=== What needs to be done ===
Which lines hold the word "trabajos"? Copy each of them from the material.

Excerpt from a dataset
===============

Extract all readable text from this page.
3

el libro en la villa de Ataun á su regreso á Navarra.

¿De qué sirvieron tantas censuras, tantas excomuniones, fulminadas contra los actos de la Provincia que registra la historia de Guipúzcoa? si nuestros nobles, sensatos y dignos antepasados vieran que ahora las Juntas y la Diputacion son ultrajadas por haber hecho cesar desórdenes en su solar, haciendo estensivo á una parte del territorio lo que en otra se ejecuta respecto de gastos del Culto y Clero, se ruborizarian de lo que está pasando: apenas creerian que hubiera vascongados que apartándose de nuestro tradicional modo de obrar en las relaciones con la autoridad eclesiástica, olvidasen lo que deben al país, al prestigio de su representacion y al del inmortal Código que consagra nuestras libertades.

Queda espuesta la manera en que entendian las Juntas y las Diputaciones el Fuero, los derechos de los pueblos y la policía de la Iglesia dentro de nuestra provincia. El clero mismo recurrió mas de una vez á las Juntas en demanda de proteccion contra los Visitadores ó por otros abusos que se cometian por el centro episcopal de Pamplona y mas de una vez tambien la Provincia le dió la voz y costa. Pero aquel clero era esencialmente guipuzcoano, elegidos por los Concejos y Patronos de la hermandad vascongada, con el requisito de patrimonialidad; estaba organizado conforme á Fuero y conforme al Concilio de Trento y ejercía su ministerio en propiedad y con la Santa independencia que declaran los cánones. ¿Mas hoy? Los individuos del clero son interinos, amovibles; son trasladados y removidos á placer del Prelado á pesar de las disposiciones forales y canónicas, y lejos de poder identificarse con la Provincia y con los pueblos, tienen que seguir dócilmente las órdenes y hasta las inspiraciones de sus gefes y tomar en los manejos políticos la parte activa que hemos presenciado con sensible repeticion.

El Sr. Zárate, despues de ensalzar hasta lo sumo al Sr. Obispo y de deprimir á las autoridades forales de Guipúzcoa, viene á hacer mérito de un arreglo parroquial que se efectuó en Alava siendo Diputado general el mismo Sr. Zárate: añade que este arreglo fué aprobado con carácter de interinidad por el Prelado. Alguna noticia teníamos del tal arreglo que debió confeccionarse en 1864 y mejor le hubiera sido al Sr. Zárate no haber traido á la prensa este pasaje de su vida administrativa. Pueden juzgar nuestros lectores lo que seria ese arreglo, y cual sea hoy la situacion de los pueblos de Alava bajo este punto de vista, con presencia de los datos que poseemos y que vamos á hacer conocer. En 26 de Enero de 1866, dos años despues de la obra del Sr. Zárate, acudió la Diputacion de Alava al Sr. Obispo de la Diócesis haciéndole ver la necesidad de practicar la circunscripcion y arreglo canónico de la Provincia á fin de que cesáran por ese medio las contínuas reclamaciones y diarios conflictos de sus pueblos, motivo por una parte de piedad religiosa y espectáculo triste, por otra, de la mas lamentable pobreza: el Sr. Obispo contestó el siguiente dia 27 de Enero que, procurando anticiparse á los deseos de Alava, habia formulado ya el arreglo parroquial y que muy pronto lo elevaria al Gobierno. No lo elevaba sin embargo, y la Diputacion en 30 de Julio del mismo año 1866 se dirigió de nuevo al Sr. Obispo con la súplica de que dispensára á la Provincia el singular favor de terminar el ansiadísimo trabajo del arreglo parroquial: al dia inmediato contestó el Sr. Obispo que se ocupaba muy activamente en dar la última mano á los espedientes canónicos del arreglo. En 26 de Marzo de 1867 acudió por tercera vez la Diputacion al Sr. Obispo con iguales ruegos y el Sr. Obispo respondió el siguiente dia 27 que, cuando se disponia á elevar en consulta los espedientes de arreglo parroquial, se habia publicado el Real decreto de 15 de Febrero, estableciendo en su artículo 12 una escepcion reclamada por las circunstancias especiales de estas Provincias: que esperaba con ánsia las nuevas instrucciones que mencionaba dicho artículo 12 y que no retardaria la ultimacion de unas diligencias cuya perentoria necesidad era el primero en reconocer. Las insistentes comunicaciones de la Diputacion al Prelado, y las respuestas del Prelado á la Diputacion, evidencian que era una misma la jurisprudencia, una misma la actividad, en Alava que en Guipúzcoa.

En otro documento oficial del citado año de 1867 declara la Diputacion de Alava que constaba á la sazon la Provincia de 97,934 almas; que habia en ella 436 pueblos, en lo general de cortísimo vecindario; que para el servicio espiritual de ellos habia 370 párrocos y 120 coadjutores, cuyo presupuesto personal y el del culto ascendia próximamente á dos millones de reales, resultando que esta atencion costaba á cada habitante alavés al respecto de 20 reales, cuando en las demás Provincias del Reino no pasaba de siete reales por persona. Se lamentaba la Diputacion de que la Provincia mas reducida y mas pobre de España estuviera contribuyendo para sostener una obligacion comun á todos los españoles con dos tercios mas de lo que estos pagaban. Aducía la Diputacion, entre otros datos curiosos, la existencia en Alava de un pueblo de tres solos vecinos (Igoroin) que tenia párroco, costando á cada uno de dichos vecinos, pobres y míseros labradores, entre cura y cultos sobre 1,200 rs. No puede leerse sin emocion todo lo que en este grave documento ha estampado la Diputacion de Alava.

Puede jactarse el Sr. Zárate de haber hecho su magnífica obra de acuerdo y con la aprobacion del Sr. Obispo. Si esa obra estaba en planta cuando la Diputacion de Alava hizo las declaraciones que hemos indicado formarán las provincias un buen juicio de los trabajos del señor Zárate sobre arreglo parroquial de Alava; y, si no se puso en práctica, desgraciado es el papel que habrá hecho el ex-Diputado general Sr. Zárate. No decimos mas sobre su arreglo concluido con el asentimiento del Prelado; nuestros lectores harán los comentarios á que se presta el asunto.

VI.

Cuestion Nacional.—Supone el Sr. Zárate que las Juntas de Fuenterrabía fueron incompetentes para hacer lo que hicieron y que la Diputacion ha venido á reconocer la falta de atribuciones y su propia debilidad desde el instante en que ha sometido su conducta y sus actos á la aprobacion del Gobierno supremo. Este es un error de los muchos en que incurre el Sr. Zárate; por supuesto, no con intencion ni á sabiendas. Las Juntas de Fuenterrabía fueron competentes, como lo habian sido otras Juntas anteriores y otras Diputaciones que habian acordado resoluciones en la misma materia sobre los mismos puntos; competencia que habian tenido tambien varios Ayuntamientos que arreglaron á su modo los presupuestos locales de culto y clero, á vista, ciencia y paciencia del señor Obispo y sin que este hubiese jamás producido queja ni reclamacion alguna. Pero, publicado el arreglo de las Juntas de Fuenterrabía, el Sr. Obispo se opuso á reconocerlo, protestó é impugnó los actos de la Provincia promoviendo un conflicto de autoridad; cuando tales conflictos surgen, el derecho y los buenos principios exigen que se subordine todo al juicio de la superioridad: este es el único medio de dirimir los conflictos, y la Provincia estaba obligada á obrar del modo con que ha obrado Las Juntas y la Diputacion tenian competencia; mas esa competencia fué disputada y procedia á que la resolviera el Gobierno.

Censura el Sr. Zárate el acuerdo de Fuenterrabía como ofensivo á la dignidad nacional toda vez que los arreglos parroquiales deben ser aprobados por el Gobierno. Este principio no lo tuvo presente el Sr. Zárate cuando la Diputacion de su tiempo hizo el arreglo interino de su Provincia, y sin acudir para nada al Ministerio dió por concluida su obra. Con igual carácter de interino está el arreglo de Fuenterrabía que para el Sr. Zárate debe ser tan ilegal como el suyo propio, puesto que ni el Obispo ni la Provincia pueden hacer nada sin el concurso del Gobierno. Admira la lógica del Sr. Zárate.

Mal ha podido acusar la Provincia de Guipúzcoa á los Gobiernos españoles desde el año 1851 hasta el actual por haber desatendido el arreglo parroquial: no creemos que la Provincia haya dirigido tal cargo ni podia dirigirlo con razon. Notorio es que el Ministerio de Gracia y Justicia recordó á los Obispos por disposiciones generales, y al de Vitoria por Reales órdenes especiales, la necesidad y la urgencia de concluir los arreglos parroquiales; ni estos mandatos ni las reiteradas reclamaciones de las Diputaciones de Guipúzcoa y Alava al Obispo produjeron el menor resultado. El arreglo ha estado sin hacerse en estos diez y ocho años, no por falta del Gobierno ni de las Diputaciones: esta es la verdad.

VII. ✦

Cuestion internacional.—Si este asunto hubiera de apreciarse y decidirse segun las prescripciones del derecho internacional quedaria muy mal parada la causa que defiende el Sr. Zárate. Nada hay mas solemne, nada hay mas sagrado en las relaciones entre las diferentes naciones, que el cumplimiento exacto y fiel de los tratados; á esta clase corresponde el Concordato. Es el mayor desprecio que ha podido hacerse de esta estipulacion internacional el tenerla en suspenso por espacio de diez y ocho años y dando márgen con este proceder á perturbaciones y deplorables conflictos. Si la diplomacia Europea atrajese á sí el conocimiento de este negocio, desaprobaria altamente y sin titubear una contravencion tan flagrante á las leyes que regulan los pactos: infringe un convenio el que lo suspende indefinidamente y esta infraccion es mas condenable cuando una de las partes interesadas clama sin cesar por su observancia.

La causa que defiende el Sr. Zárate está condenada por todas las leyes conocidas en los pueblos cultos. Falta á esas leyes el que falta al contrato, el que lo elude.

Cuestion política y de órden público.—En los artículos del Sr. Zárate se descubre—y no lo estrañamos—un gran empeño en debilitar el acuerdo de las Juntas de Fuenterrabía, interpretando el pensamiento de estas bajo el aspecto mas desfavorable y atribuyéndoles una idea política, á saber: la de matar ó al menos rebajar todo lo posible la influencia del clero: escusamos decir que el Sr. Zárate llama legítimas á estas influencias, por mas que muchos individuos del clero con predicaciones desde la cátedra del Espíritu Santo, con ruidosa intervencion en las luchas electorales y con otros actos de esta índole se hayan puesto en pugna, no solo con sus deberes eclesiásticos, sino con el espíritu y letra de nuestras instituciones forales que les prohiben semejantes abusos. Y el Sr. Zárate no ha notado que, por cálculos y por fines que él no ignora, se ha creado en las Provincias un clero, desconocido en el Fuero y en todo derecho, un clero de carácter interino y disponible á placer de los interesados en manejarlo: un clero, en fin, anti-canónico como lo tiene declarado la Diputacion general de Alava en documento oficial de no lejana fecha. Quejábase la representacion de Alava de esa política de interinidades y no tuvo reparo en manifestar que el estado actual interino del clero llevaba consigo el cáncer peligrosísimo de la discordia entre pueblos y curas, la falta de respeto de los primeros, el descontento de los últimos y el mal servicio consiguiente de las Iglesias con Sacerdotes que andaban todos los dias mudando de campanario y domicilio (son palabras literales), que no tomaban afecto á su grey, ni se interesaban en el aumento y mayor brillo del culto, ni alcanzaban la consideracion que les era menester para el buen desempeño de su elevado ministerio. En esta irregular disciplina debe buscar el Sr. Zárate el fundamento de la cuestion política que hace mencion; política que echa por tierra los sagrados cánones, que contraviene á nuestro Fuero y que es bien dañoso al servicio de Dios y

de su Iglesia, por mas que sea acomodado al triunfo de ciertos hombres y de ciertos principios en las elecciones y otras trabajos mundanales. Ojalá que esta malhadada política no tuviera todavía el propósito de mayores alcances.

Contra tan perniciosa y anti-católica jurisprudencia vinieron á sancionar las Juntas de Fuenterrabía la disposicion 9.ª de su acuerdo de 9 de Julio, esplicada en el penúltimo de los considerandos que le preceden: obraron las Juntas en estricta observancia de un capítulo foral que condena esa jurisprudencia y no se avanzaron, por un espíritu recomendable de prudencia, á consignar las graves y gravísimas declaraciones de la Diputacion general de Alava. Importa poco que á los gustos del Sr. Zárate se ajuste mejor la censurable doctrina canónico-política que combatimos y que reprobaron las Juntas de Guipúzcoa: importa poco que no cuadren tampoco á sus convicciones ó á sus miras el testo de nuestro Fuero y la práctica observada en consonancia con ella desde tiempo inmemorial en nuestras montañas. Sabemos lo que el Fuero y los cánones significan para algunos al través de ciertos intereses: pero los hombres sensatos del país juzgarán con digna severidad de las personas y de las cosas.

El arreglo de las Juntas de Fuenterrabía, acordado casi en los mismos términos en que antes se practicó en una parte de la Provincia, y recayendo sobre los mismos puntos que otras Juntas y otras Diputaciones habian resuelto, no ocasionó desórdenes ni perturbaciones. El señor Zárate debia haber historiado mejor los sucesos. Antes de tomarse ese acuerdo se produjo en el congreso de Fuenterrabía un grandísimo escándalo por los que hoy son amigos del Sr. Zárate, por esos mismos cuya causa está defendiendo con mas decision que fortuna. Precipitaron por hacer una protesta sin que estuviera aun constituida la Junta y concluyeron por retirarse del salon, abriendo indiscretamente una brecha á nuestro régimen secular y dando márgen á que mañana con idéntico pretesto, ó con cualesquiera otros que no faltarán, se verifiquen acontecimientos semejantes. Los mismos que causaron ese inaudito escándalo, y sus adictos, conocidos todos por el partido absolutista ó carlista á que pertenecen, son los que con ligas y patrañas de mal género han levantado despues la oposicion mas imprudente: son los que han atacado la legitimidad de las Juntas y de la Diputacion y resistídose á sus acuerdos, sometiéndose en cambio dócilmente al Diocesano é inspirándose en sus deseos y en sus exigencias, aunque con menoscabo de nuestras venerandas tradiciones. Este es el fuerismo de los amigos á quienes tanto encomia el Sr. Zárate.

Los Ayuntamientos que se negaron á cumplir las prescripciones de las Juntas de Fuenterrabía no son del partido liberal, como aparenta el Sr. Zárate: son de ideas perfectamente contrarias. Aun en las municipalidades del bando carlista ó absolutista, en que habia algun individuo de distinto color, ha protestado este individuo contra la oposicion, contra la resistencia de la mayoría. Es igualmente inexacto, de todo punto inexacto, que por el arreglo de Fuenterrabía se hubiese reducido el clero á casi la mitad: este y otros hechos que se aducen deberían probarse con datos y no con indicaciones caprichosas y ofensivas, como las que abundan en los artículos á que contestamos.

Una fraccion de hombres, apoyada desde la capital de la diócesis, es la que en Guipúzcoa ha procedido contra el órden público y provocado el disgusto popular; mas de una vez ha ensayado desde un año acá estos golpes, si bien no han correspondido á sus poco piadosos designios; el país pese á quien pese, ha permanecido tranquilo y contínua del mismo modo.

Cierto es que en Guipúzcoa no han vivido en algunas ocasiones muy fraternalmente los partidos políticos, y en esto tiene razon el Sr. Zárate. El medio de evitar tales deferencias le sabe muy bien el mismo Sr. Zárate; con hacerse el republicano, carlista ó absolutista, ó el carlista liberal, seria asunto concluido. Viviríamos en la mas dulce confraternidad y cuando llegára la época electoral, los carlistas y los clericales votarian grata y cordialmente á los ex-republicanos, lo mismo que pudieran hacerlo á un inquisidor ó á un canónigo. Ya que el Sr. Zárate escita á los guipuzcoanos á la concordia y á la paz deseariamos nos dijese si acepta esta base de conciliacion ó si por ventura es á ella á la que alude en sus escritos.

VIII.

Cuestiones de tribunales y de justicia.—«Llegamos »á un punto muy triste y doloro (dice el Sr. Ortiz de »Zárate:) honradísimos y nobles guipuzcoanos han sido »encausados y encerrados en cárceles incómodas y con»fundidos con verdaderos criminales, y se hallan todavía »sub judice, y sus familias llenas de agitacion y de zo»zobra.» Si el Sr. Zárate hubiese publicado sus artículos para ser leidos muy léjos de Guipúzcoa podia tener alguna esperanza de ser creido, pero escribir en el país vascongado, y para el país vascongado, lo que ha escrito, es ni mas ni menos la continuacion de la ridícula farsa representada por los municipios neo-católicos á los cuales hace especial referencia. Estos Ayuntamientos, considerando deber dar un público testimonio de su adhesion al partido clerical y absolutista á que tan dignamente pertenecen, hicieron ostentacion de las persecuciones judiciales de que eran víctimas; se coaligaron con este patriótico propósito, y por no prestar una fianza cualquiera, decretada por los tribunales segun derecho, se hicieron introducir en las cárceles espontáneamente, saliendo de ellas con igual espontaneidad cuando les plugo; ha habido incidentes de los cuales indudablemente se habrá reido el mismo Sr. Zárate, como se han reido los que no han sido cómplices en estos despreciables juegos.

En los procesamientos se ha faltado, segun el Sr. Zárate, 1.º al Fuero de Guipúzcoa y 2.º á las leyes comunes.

===============

=== Expected answer ===
Puede jactarse el Sr. Zárate de haber hecho su magnífica obra de acuerdo y con la aprobacion del Sr. Obispo. Si esa obra estaba en planta cuando la Diputacion de Alava hizo las declaraciones que hemos indicado formarán las provincias un buen juicio de los trabajos del señor Zárate sobre arreglo parroquial de Alava; y, si no se puso en práctica, desgraciado es el papel que habrá hecho el ex-Diputado general Sr. Zárate. No decimos mas sobre su arreglo concluido con el asentimiento del Prelado; nuestros lectores harán los comentarios á que se presta el asunto.
de su Iglesia, por mas que sea acomodado al triunfo de ciertos hombres y de ciertos principios en las elecciones y otras trabajos mundanales. Ojalá que esta malhadada política no tuviera todavía el propósito de mayores alcances.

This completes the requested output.